Locate all lines with the word "arcmin" and copy them out.

= = = = = = =

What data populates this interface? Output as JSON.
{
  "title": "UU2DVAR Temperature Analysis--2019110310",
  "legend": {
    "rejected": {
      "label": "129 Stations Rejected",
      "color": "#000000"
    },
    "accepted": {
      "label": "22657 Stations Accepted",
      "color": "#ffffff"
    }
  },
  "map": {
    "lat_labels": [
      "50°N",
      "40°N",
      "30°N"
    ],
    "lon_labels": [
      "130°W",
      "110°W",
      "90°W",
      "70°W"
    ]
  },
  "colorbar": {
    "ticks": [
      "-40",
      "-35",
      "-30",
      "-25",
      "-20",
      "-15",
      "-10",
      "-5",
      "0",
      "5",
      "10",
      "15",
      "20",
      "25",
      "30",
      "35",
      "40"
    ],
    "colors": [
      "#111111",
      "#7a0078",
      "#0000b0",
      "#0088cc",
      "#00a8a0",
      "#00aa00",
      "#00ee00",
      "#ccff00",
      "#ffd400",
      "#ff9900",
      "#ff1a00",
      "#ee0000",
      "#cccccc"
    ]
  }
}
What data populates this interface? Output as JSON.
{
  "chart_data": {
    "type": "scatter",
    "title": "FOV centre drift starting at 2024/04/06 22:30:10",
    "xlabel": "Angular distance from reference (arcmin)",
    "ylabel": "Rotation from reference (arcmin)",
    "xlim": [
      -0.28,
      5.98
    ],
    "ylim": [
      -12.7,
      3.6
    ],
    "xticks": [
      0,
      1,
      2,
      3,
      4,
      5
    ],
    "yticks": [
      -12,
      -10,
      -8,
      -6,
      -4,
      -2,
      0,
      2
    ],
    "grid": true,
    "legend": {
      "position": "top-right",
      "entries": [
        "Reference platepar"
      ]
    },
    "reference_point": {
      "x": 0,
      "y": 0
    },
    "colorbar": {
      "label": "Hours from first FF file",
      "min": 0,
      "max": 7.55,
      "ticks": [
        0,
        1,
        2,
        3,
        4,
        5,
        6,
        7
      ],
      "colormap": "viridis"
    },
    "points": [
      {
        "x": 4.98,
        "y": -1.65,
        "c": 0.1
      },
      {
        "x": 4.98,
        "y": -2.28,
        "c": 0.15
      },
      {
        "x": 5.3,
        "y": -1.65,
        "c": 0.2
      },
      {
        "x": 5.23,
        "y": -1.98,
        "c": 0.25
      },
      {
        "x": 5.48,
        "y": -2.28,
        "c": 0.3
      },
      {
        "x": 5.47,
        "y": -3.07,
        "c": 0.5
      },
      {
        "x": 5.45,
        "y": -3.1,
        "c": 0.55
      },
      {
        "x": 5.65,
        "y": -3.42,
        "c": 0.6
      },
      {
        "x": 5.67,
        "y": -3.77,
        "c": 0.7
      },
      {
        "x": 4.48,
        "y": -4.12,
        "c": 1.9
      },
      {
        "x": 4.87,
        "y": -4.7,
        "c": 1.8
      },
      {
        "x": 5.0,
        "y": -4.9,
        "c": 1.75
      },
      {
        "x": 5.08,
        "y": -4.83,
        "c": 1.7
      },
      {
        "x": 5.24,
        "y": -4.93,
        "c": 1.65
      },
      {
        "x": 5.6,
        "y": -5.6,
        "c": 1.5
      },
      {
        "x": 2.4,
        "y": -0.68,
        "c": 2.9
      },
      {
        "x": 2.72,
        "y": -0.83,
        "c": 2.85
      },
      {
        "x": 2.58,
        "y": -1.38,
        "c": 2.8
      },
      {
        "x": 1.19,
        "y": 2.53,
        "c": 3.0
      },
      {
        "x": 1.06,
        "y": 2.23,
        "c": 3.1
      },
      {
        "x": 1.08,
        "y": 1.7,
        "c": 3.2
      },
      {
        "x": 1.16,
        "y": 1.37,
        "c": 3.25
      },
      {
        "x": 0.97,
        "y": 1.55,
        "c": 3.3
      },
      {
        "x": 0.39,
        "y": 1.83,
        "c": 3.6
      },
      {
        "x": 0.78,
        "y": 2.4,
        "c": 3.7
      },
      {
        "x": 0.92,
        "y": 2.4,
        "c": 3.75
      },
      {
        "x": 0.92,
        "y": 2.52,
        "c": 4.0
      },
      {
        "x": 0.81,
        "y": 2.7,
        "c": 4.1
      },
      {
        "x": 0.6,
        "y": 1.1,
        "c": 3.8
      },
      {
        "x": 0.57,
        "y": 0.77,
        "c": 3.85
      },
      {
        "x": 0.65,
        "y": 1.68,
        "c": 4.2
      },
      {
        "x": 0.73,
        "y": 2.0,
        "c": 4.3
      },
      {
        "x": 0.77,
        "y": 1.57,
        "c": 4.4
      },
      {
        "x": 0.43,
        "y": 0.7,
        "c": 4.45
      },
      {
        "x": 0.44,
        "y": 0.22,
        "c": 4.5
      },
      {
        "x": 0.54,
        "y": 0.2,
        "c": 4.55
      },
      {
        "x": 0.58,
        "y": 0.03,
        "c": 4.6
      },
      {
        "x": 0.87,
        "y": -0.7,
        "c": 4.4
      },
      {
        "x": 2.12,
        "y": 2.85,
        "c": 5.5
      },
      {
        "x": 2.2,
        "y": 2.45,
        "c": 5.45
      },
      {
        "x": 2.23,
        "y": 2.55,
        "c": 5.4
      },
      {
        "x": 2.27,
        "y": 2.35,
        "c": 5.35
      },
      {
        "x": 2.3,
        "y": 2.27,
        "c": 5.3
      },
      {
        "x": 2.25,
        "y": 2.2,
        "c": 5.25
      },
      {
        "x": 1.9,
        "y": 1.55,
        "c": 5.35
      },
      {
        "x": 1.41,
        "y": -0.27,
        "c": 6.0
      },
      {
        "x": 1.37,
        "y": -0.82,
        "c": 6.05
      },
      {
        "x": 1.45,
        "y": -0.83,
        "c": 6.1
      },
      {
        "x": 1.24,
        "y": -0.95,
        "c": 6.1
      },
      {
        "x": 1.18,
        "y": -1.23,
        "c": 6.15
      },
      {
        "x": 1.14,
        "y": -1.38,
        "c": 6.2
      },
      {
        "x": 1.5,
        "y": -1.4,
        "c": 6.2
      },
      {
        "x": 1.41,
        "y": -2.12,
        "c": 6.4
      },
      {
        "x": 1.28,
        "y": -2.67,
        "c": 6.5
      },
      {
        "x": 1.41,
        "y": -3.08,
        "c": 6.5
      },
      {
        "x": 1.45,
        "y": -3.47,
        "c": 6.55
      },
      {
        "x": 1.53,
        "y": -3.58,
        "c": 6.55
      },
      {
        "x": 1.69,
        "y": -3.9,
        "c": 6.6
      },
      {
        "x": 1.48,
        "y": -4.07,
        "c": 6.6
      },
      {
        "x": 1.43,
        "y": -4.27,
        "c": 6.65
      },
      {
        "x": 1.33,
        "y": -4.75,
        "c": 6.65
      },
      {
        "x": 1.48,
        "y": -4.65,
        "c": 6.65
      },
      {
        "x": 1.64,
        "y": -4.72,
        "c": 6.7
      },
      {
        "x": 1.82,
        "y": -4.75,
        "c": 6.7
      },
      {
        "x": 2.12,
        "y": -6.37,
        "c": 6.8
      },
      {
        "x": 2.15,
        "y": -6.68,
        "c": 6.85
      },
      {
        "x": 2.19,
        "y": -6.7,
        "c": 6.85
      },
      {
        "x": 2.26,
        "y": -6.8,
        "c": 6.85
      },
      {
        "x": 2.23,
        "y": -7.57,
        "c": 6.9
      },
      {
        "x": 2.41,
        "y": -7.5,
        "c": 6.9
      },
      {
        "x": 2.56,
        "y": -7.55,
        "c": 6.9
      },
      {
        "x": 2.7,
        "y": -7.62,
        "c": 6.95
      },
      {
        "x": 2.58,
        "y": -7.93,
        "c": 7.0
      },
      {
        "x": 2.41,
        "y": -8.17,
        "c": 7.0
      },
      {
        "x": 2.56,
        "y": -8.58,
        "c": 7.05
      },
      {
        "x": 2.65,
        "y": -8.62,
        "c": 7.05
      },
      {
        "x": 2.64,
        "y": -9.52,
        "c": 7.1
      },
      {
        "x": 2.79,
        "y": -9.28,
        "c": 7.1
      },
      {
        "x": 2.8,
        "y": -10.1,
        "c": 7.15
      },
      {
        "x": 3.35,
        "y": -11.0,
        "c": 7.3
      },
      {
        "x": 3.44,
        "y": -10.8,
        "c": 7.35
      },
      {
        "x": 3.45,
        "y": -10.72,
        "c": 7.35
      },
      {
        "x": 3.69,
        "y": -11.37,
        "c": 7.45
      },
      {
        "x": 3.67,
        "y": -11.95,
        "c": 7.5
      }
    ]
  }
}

= = = = = = =

## EXPECTED ANSWER
    "xlabel": "Angular distance from reference (arcmin)",
    "ylabel": "Rotation from reference (arcmin)",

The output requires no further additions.